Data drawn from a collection
::::

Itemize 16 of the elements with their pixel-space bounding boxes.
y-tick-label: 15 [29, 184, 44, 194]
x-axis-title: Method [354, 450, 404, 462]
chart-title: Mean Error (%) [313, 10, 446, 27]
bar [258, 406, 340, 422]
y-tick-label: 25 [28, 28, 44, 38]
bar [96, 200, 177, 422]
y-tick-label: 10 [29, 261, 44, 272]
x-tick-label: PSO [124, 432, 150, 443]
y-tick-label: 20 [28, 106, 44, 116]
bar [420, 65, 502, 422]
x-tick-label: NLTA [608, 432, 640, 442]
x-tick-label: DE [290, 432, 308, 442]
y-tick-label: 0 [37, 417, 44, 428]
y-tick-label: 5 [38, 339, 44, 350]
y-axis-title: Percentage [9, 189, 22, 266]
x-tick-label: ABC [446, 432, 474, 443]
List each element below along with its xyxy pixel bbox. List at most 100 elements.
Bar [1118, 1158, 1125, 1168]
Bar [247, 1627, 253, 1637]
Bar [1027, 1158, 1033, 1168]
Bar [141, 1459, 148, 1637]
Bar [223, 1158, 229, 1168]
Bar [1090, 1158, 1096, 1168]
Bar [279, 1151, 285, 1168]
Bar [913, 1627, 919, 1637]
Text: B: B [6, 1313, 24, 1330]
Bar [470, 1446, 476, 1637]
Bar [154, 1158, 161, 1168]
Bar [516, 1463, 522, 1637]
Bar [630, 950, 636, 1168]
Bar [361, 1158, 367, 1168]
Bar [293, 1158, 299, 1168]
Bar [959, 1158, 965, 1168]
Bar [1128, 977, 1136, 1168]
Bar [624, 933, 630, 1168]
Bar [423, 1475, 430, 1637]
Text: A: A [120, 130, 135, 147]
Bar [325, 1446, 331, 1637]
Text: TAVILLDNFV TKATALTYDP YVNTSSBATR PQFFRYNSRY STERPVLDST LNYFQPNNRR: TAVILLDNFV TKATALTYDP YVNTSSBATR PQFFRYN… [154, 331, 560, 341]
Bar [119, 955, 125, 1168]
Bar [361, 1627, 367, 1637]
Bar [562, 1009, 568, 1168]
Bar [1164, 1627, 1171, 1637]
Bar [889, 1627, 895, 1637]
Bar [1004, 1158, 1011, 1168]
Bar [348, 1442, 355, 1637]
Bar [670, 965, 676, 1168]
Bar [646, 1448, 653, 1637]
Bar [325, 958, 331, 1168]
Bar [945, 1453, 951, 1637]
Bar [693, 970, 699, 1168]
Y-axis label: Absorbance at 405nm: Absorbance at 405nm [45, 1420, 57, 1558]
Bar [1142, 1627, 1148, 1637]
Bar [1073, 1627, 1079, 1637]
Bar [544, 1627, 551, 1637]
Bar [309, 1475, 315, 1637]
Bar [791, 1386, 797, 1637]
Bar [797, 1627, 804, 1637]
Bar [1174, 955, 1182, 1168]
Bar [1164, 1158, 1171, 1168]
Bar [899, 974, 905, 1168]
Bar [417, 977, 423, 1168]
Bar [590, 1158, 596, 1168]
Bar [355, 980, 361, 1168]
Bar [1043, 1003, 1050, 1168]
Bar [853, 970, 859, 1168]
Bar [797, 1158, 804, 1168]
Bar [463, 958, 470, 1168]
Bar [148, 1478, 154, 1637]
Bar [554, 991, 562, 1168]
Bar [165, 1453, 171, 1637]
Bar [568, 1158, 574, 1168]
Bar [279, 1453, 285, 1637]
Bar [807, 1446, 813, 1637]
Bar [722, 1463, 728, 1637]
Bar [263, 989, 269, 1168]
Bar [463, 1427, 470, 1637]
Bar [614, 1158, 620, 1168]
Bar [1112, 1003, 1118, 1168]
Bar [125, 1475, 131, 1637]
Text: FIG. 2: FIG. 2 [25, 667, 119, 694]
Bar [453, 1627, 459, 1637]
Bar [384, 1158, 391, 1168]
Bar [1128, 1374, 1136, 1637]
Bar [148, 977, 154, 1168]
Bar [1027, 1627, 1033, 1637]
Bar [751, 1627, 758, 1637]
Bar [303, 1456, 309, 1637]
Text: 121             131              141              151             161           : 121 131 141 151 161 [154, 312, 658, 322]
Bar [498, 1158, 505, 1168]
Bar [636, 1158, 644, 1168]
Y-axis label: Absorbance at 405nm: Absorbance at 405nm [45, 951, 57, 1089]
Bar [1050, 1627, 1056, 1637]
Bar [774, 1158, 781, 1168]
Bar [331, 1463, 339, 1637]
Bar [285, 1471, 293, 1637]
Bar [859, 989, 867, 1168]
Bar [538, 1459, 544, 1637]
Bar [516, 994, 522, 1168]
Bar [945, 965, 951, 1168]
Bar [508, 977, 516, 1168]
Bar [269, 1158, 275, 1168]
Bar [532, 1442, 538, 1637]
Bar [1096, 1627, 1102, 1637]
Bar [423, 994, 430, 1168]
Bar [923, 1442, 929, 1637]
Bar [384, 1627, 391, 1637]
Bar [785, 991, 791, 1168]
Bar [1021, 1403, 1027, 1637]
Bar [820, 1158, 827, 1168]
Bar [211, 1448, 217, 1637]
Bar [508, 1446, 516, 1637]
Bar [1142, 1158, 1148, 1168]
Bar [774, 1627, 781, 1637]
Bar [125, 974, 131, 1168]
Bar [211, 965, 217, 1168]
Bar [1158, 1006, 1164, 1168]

::::

PROBLEM TO SOLVE
Reproduce every one of the records above line for line, with no changes.

WRITTEN RESPONSE
Itemize 16 of the elements with their pixel-space bounding boxes.
y-tick-label: 15 [29, 184, 44, 194]
x-axis-title: Method [354, 450, 404, 462]
chart-title: Mean Error (%) [313, 10, 446, 27]
bar [258, 406, 340, 422]
y-tick-label: 25 [28, 28, 44, 38]
bar [96, 200, 177, 422]
y-tick-label: 10 [29, 261, 44, 272]
x-tick-label: PSO [124, 432, 150, 443]
y-tick-label: 20 [28, 106, 44, 116]
bar [420, 65, 502, 422]
x-tick-label: NLTA [608, 432, 640, 442]
x-tick-label: DE [290, 432, 308, 442]
y-tick-label: 0 [37, 417, 44, 428]
y-tick-label: 5 [38, 339, 44, 350]
y-axis-title: Percentage [9, 189, 22, 266]
x-tick-label: ABC [446, 432, 474, 443]
List each element below along with its xyxy pixel bbox. List at most 100 elements.
Bar [1118, 1158, 1125, 1168]
Bar [247, 1627, 253, 1637]
Bar [1027, 1158, 1033, 1168]
Bar [141, 1459, 148, 1637]
Bar [223, 1158, 229, 1168]
Bar [1090, 1158, 1096, 1168]
Bar [279, 1151, 285, 1168]
Bar [913, 1627, 919, 1637]
Text: B: B [6, 1313, 24, 1330]
Bar [470, 1446, 476, 1637]
Bar [154, 1158, 161, 1168]
Bar [516, 1463, 522, 1637]
Bar [630, 950, 636, 1168]
Bar [361, 1158, 367, 1168]
Bar [293, 1158, 299, 1168]
Bar [959, 1158, 965, 1168]
Bar [1128, 977, 1136, 1168]
Bar [624, 933, 630, 1168]
Bar [423, 1475, 430, 1637]
Text: A: A [120, 130, 135, 147]
Bar [325, 1446, 331, 1637]
Text: TAVILLDNFV TKATALTYDP YVNTSSBATR PQFFRYNSRY STERPVLDST LNYFQPNNRR: TAVILLDNFV TKATALTYDP YVNTSSBATR PQFFRYN… [154, 331, 560, 341]
Bar [119, 955, 125, 1168]
Bar [361, 1627, 367, 1637]
Bar [562, 1009, 568, 1168]
Bar [1164, 1627, 1171, 1637]
Bar [889, 1627, 895, 1637]
Bar [1004, 1158, 1011, 1168]
Bar [348, 1442, 355, 1637]
Bar [670, 965, 676, 1168]
Bar [646, 1448, 653, 1637]
Bar [325, 958, 331, 1168]
Bar [945, 1453, 951, 1637]
Bar [693, 970, 699, 1168]
Y-axis label: Absorbance at 405nm: Absorbance at 405nm [45, 1420, 57, 1558]
Bar [1142, 1627, 1148, 1637]
Bar [1073, 1627, 1079, 1637]
Bar [544, 1627, 551, 1637]
Bar [309, 1475, 315, 1637]
Bar [791, 1386, 797, 1637]
Bar [797, 1627, 804, 1637]
Bar [1174, 955, 1182, 1168]
Bar [1164, 1158, 1171, 1168]
Bar [899, 974, 905, 1168]
Bar [417, 977, 423, 1168]
Bar [590, 1158, 596, 1168]
Bar [355, 980, 361, 1168]
Bar [1043, 1003, 1050, 1168]
Bar [853, 970, 859, 1168]
Bar [797, 1158, 804, 1168]
Bar [463, 958, 470, 1168]
Bar [148, 1478, 154, 1637]
Bar [554, 991, 562, 1168]
Bar [165, 1453, 171, 1637]
Bar [568, 1158, 574, 1168]
Bar [279, 1453, 285, 1637]
Bar [807, 1446, 813, 1637]
Bar [722, 1463, 728, 1637]
Bar [263, 989, 269, 1168]
Bar [463, 1427, 470, 1637]
Bar [614, 1158, 620, 1168]
Bar [1112, 1003, 1118, 1168]
Bar [125, 1475, 131, 1637]
Text: FIG. 2: FIG. 2 [25, 667, 119, 694]
Bar [453, 1627, 459, 1637]
Bar [384, 1158, 391, 1168]
Bar [1128, 1374, 1136, 1637]
Bar [148, 977, 154, 1168]
Bar [1027, 1627, 1033, 1637]
Bar [751, 1627, 758, 1637]
Bar [303, 1456, 309, 1637]
Text: 121             131              141              151             161           : 121 131 141 151 161 [154, 312, 658, 322]
Bar [498, 1158, 505, 1168]
Bar [636, 1158, 644, 1168]
Y-axis label: Absorbance at 405nm: Absorbance at 405nm [45, 951, 57, 1089]
Bar [1050, 1627, 1056, 1637]
Bar [774, 1158, 781, 1168]
Bar [331, 1463, 339, 1637]
Bar [285, 1471, 293, 1637]
Bar [859, 989, 867, 1168]
Bar [538, 1459, 544, 1637]
Bar [516, 994, 522, 1168]
Bar [945, 965, 951, 1168]
Bar [508, 977, 516, 1168]
Bar [269, 1158, 275, 1168]
Bar [532, 1442, 538, 1637]
Bar [1096, 1627, 1102, 1637]
Bar [423, 994, 430, 1168]
Bar [923, 1442, 929, 1637]
Bar [384, 1627, 391, 1637]
Bar [785, 991, 791, 1168]
Bar [1021, 1403, 1027, 1637]
Bar [820, 1158, 827, 1168]
Bar [211, 1448, 217, 1637]
Bar [508, 1446, 516, 1637]
Bar [1142, 1158, 1148, 1168]
Bar [774, 1627, 781, 1637]
Bar [125, 974, 131, 1168]
Bar [211, 965, 217, 1168]
Bar [1158, 1006, 1164, 1168]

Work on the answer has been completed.